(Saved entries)
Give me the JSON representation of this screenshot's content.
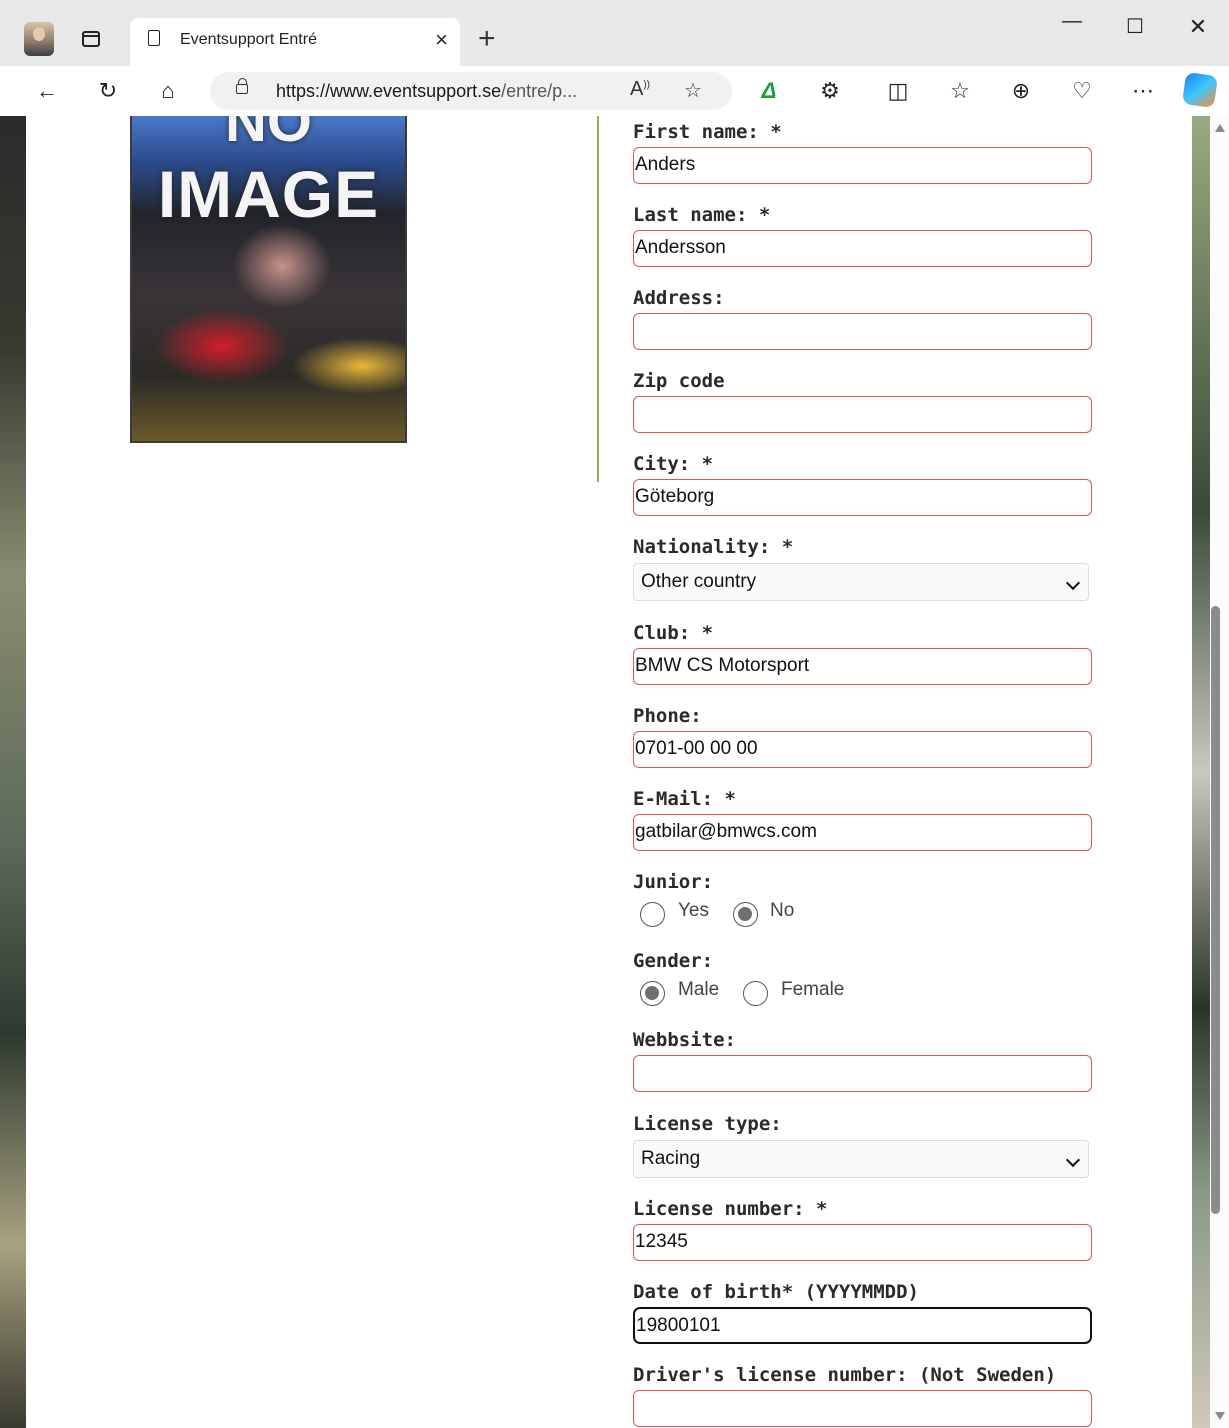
{
  "browser": {
    "tab_title": "Eventsupport Entré",
    "url_host": "https://www.eventsupport.se",
    "url_rest": "/entre/p...",
    "icons": [
      "back-icon",
      "refresh-icon",
      "home-icon",
      "lock-icon",
      "read-aloud-icon",
      "favorite-star-icon",
      "grammar-extension-icon",
      "extensions-icon",
      "split-screen-icon",
      "favorites-icon",
      "collections-icon",
      "browser-essentials-icon",
      "more-icon",
      "copilot-icon"
    ]
  },
  "image": {
    "line1": "NO",
    "line2": "IMAGE"
  },
  "form": {
    "first_name": {
      "label": "First name: *",
      "value": "Anders"
    },
    "last_name": {
      "label": "Last name: *",
      "value": "Andersson"
    },
    "address": {
      "label": "Address:",
      "value": ""
    },
    "zip": {
      "label": "Zip code",
      "value": ""
    },
    "city": {
      "label": "City: *",
      "value": "Göteborg"
    },
    "nationality": {
      "label": "Nationality: *",
      "value": "Other country"
    },
    "club": {
      "label": "Club: *",
      "value": "BMW CS Motorsport"
    },
    "phone": {
      "label": "Phone:",
      "value": "0701-00 00 00"
    },
    "email": {
      "label": "E-Mail: *",
      "value": "gatbilar@bmwcs.com"
    },
    "junior": {
      "label": "Junior:",
      "yes": "Yes",
      "no": "No",
      "selected": "No"
    },
    "gender": {
      "label": "Gender:",
      "male": "Male",
      "female": "Female",
      "selected": "Male"
    },
    "website": {
      "label": "Webbsite:",
      "value": ""
    },
    "license_type": {
      "label": "License type:",
      "value": "Racing"
    },
    "license_number": {
      "label": "License number: *",
      "value": "12345"
    },
    "dob": {
      "label": "Date of birth* (YYYYMMDD)",
      "value": "19800101"
    },
    "drivers_license": {
      "label": "Driver's license number: (Not Sweden)",
      "value": ""
    }
  }
}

- **Objective**
Extract all the entries word for word; omit any pictures.

- **Correct response**
Give me the JSON representation of this screenshot's content.
{
  "browser": {
    "tab_title": "Eventsupport Entré",
    "url_host": "https://www.eventsupport.se",
    "url_rest": "/entre/p...",
    "icons": [
      "back-icon",
      "refresh-icon",
      "home-icon",
      "lock-icon",
      "read-aloud-icon",
      "favorite-star-icon",
      "grammar-extension-icon",
      "extensions-icon",
      "split-screen-icon",
      "favorites-icon",
      "collections-icon",
      "browser-essentials-icon",
      "more-icon",
      "copilot-icon"
    ]
  },
  "image": {
    "line1": "NO",
    "line2": "IMAGE"
  },
  "form": {
    "first_name": {
      "label": "First name: *",
      "value": "Anders"
    },
    "last_name": {
      "label": "Last name: *",
      "value": "Andersson"
    },
    "address": {
      "label": "Address:",
      "value": ""
    },
    "zip": {
      "label": "Zip code",
      "value": ""
    },
    "city": {
      "label": "City: *",
      "value": "Göteborg"
    },
    "nationality": {
      "label": "Nationality: *",
      "value": "Other country"
    },
    "club": {
      "label": "Club: *",
      "value": "BMW CS Motorsport"
    },
    "phone": {
      "label": "Phone:",
      "value": "0701-00 00 00"
    },
    "email": {
      "label": "E-Mail: *",
      "value": "gatbilar@bmwcs.com"
    },
    "junior": {
      "label": "Junior:",
      "yes": "Yes",
      "no": "No",
      "selected": "No"
    },
    "gender": {
      "label": "Gender:",
      "male": "Male",
      "female": "Female",
      "selected": "Male"
    },
    "website": {
      "label": "Webbsite:",
      "value": ""
    },
    "license_type": {
      "label": "License type:",
      "value": "Racing"
    },
    "license_number": {
      "label": "License number: *",
      "value": "12345"
    },
    "dob": {
      "label": "Date of birth* (YYYYMMDD)",
      "value": "19800101"
    },
    "drivers_license": {
      "label": "Driver's license number: (Not Sweden)",
      "value": ""
    }
  }
}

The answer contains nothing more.